start SUPPLIED INFORMATION

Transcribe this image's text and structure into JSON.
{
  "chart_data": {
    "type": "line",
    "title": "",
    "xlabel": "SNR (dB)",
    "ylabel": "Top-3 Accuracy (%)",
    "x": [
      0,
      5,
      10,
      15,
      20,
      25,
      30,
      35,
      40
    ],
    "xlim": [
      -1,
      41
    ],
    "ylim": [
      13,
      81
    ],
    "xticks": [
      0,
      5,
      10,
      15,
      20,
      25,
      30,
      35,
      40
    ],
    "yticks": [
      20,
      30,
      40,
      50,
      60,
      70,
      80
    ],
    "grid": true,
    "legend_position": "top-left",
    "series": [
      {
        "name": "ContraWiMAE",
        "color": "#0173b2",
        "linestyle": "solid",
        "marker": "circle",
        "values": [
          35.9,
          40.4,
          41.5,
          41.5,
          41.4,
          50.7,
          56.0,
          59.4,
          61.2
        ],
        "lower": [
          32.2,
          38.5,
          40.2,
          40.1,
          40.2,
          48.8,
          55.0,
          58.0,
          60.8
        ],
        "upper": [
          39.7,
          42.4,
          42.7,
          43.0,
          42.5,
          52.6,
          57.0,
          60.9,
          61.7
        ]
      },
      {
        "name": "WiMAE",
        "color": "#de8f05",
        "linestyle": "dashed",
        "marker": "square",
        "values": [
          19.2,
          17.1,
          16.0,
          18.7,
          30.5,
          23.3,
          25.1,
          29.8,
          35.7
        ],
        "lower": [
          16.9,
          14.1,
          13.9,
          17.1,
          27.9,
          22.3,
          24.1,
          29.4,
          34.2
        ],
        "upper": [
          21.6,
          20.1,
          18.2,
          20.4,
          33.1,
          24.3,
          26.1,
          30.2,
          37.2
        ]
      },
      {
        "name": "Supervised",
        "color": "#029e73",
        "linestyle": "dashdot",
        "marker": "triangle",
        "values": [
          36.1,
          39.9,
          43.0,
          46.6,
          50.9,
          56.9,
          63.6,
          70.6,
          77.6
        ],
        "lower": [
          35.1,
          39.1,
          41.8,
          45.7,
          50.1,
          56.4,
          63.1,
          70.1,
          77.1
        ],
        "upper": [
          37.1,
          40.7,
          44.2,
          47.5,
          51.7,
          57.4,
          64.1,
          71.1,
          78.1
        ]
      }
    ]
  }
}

end SUPPLIED INFORMATION
start SUPPLIED INFORMATION

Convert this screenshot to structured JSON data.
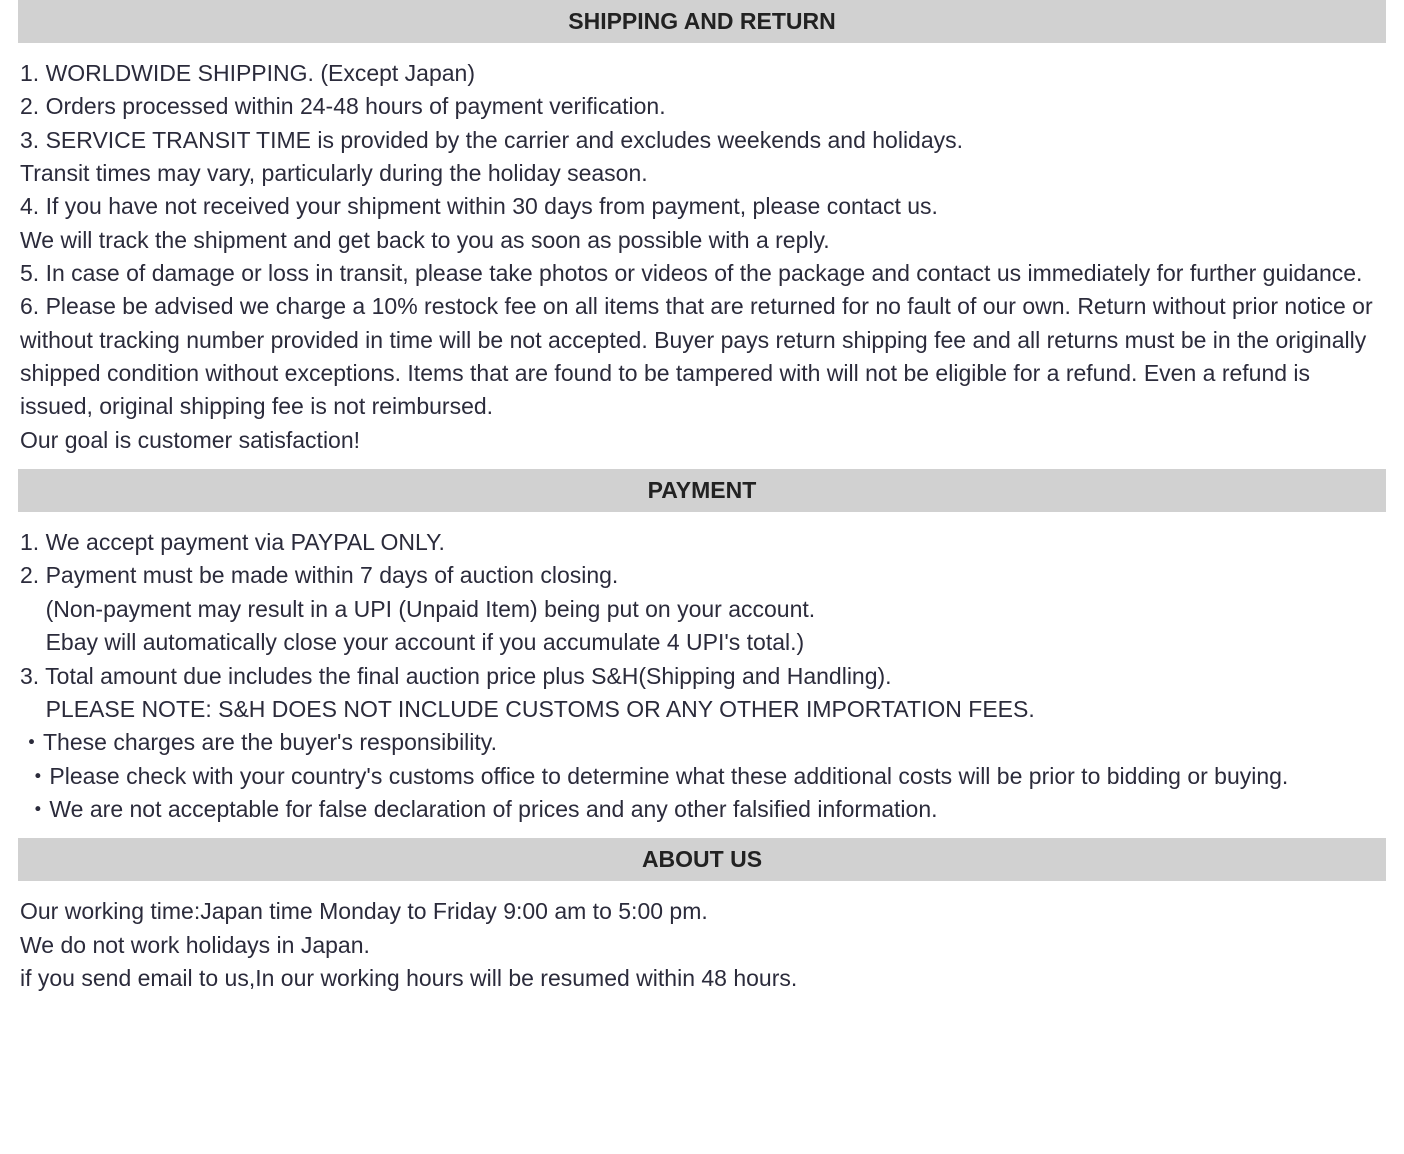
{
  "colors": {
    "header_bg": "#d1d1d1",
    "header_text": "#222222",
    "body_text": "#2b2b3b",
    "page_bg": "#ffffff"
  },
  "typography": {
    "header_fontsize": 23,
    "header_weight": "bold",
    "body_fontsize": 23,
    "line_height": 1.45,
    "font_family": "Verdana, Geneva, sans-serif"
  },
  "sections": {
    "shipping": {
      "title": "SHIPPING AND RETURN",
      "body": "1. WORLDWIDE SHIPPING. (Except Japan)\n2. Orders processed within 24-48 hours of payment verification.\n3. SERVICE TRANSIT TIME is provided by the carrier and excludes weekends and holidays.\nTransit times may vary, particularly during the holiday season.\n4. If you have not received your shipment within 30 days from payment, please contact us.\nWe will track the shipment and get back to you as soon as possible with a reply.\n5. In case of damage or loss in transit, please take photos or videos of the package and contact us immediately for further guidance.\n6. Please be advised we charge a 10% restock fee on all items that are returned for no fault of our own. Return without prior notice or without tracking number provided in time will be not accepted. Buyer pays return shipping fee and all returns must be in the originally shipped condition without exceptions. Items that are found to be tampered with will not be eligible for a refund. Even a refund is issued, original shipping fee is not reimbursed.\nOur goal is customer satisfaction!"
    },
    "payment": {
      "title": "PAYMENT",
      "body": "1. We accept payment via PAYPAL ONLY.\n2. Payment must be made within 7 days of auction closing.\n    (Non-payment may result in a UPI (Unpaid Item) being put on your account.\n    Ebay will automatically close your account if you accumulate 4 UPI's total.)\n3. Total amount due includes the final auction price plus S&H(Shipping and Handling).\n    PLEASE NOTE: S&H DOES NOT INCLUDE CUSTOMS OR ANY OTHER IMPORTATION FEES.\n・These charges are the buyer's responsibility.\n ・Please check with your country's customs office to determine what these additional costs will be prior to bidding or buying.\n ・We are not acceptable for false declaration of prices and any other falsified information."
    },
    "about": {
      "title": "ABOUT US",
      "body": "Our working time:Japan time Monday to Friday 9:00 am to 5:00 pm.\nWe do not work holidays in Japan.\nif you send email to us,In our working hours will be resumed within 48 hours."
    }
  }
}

end SUPPLIED INFORMATION

Look for the word "name" and return every line where it occurs.

# REPLY TO THE EXERCISE:
        "name": "ContraWiMAE",
        "name": "WiMAE",
        "name": "Supervised",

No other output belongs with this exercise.